» Exercise instructions
Using the article on UK inflation and the British pound, explain in one to three sentences why the Bank of England chose to look past inflation running above its 2% target.

» Text block

────────

Forex Critical – A Temporary Boost for the British Pound from A Hot Inflation Read

The Bank of England (BoE) has not raised interest rates since the Great Financial Crisis. During this time, there have been several inflation “scares” as inflation levitated well above the Bank’s 2% target. Through it all, the BoE stood resolute in choosing to see through the elevated inflation in order to avoid premature rate hikes that would have strangled the recovering economy.

Earlier today, March 21st, the Office of National Statistics (ONS) reported that the Consumer Price Index (CPI) rose to 2.3% in February – its highest level since September, 2013. Likely the biggest surprise in the report was a sudden 0.3% rise in the price of food after 31 consecutive months of declines. If this move is an anomaly, inflation could easily flatten out in coming months.


Inflation is on the move again in the United Kingdom.
Inflation is on the move again in the United Kingdom.

Source: The Office for National Statistics (ONS)

Starting with the February report, the ONS added a Consumer Prices Index including owner occupiers’ housing costs (CPIH). According to the ONS: “CPIH extends the Consumer Prices Index (CPI) to include a measure of the costs associated with owning, maintaining and living in one’s own home, known as owner occupiers’ housing costs (OOH), along with Council Tax. Both of these are significant expenses for many households and are not included in the CPI.”

The Bank of England anticipated the rise in inflation and as recently as last week’s statement on monetary policy provided the following projection:

“CPI inflation increased to 1.8% in January, and the MPC expects it to rise above the 2% target over the next few months, before peaking at around 2¾% in early 2018 and drifting gradually back down towards the target thereafter. The projected overshoot entirely reflects the expected effects of the drop in sterling. Pay growth has remained subdued, while measures of inflation expectations remain at levels broadly consistent with the achievement of the inflation target.”

────────

» Source material
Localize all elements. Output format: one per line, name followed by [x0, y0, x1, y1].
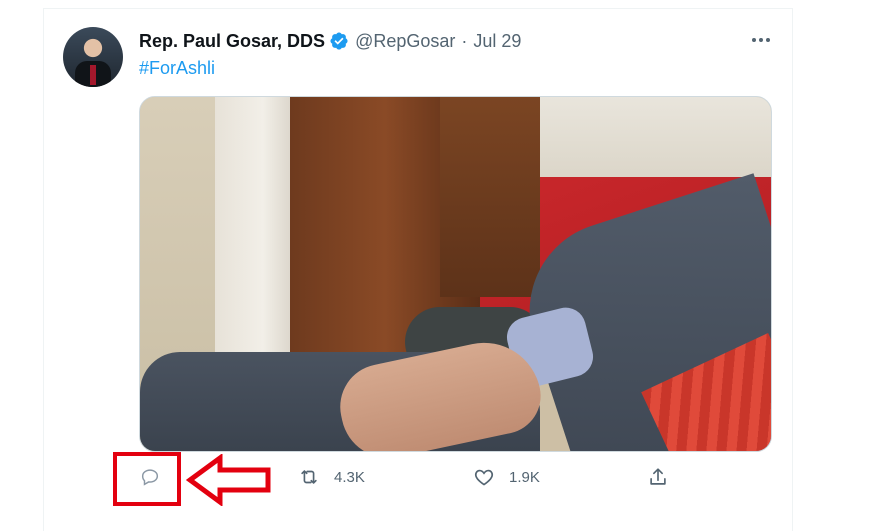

────────

» Exercise solution
The Bank of England wanted to avoid raising interest rates too early. The article says such premature rate hikes would have strangled the recovering economy, so the Bank chose to see through the elevated inflation.